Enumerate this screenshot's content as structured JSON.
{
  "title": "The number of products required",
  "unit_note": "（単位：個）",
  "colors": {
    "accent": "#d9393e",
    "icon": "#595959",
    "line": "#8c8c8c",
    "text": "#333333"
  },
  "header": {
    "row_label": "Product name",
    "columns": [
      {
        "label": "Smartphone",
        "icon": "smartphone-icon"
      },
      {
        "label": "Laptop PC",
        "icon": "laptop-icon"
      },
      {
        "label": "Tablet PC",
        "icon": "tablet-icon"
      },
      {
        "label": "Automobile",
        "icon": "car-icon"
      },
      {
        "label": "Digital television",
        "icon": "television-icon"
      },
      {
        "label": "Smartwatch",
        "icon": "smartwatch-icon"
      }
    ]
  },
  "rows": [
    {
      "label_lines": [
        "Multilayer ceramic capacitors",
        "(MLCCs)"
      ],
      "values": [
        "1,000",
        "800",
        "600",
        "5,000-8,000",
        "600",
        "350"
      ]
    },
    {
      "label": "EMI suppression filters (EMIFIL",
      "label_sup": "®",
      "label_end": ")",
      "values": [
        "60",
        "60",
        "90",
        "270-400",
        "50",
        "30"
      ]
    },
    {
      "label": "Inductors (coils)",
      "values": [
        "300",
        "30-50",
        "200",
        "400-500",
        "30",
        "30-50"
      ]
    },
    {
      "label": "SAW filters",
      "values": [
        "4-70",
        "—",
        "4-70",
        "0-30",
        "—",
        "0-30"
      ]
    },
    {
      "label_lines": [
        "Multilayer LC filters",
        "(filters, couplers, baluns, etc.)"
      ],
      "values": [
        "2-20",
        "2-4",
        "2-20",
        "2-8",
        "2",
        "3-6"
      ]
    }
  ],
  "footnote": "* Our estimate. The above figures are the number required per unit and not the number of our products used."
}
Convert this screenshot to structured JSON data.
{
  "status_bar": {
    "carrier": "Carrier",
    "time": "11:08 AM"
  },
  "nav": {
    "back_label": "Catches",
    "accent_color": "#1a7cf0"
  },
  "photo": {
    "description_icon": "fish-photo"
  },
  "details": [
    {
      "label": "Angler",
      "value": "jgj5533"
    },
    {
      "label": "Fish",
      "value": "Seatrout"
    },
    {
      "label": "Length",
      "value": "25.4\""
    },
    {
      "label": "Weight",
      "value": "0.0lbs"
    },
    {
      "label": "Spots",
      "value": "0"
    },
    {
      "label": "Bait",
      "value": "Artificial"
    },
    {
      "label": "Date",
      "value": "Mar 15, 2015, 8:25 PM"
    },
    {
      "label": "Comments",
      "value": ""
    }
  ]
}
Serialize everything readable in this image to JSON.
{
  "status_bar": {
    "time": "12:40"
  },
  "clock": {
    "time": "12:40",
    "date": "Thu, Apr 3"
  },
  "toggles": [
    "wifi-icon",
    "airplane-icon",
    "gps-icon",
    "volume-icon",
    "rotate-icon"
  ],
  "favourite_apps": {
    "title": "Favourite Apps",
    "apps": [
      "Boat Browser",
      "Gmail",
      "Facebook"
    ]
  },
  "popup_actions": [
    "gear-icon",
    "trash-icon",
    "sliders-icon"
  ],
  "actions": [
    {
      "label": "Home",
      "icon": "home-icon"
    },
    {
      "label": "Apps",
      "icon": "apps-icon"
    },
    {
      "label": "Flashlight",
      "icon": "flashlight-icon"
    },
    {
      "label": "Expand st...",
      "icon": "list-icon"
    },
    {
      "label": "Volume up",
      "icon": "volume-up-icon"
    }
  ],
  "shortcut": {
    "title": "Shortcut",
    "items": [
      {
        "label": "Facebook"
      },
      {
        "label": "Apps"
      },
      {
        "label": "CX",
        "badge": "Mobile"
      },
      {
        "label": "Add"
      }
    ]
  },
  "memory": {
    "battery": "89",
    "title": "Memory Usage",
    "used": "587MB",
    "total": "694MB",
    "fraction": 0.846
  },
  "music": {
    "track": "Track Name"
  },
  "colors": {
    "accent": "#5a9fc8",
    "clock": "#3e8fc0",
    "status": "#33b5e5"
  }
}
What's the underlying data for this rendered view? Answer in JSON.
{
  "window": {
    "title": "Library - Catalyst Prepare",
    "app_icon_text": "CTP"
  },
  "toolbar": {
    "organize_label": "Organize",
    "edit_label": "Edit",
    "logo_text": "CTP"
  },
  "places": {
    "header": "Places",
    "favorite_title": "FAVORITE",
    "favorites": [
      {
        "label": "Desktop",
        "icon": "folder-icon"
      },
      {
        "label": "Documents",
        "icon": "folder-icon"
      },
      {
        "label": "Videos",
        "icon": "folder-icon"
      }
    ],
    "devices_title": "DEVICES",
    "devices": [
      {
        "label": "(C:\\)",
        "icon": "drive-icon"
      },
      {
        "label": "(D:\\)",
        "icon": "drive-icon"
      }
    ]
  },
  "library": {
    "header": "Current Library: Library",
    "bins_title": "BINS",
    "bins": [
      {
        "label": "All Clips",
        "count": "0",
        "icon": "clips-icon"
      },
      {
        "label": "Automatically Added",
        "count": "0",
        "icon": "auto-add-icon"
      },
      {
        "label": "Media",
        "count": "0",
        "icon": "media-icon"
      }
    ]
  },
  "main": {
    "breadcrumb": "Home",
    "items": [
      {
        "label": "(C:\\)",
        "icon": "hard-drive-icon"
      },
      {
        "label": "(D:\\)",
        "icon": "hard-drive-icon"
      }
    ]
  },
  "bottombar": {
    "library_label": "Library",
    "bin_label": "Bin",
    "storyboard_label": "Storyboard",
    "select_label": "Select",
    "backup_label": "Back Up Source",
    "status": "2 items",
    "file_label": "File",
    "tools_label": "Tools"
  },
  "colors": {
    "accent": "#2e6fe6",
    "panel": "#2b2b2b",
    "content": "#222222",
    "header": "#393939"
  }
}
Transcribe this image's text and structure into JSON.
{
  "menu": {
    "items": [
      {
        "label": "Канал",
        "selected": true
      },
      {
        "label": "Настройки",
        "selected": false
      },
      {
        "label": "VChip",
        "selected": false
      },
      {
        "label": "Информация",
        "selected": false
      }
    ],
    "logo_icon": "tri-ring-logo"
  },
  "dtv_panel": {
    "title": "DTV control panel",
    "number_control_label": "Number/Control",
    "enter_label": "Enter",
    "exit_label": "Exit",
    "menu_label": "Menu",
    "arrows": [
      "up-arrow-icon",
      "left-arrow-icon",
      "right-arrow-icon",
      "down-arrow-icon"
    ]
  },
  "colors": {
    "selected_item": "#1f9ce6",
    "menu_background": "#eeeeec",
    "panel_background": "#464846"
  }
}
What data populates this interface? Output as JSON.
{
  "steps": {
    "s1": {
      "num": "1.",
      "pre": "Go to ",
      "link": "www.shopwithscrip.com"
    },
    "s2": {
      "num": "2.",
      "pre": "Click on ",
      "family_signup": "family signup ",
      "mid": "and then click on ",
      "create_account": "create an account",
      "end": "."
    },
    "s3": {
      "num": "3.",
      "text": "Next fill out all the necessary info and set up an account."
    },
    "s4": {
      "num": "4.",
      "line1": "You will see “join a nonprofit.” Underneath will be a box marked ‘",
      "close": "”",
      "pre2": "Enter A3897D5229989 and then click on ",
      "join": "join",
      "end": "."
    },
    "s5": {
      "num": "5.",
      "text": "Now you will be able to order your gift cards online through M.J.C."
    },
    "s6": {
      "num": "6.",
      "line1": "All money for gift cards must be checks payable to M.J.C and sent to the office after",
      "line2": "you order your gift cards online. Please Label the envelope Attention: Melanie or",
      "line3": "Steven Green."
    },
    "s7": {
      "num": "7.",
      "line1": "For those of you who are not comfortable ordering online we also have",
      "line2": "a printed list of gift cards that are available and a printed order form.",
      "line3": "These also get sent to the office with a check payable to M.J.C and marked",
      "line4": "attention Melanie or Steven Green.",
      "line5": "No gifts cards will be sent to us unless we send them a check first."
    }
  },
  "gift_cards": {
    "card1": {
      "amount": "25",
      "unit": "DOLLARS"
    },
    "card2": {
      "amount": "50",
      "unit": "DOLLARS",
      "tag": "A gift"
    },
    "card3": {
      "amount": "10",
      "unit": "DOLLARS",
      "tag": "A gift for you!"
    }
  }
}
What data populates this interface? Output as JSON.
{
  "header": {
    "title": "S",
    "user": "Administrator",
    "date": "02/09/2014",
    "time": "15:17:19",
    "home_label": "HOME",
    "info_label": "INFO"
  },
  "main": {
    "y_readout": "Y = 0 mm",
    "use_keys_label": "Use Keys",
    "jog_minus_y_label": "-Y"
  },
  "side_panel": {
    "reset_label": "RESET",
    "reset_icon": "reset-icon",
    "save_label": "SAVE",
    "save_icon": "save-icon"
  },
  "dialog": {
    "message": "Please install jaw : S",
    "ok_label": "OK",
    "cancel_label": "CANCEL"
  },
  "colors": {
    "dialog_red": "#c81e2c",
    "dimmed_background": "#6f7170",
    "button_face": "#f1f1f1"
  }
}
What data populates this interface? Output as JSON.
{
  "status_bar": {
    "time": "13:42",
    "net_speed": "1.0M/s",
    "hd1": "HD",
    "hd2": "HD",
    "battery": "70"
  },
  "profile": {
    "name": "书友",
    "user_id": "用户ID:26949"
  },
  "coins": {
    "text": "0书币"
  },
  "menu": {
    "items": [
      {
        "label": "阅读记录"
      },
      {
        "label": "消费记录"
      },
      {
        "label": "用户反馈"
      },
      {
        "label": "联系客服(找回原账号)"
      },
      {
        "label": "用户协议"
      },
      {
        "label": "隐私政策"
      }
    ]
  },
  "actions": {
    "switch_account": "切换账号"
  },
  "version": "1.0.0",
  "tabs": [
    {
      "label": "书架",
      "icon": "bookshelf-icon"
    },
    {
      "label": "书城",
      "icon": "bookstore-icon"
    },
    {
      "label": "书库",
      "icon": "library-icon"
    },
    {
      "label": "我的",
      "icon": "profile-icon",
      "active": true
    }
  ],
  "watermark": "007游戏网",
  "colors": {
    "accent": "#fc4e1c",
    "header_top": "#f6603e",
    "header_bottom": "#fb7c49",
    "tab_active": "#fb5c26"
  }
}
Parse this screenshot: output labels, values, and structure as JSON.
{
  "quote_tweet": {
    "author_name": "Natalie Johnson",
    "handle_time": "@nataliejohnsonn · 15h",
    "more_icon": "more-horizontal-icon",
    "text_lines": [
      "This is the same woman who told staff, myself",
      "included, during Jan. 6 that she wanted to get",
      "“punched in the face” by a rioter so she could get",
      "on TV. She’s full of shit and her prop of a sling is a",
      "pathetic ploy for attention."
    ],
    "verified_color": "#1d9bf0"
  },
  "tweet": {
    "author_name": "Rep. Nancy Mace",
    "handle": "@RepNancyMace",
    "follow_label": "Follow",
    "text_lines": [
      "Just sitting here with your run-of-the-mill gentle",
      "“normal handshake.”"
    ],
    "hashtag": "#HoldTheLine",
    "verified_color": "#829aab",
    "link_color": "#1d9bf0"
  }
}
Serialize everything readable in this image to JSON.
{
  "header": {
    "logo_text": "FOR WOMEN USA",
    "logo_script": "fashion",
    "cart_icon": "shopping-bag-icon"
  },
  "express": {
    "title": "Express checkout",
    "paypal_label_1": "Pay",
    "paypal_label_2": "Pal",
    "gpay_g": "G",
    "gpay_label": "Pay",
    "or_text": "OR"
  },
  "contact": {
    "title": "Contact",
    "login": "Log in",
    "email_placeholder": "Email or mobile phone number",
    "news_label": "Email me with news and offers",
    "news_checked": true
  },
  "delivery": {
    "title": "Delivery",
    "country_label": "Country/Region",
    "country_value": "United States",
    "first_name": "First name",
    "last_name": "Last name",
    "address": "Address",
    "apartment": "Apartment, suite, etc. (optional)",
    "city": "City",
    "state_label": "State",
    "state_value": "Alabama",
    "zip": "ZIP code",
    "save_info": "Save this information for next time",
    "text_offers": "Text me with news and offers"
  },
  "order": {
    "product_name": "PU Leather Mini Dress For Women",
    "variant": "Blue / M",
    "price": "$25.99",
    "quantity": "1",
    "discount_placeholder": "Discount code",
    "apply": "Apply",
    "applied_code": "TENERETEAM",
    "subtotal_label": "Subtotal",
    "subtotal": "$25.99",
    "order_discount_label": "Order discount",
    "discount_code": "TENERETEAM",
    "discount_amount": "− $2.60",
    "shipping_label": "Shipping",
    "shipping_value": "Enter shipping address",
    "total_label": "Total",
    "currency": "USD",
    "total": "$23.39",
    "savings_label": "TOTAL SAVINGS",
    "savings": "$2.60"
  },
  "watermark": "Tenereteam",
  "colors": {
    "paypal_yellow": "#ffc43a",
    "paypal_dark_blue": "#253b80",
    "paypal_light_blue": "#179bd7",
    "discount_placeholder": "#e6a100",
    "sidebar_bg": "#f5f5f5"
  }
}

Stated task »
List every line above containing the word "Steven".

Output of the exercise »
      "line3": "Steven Green."
      "line4": "attention Melanie or Steven Green.",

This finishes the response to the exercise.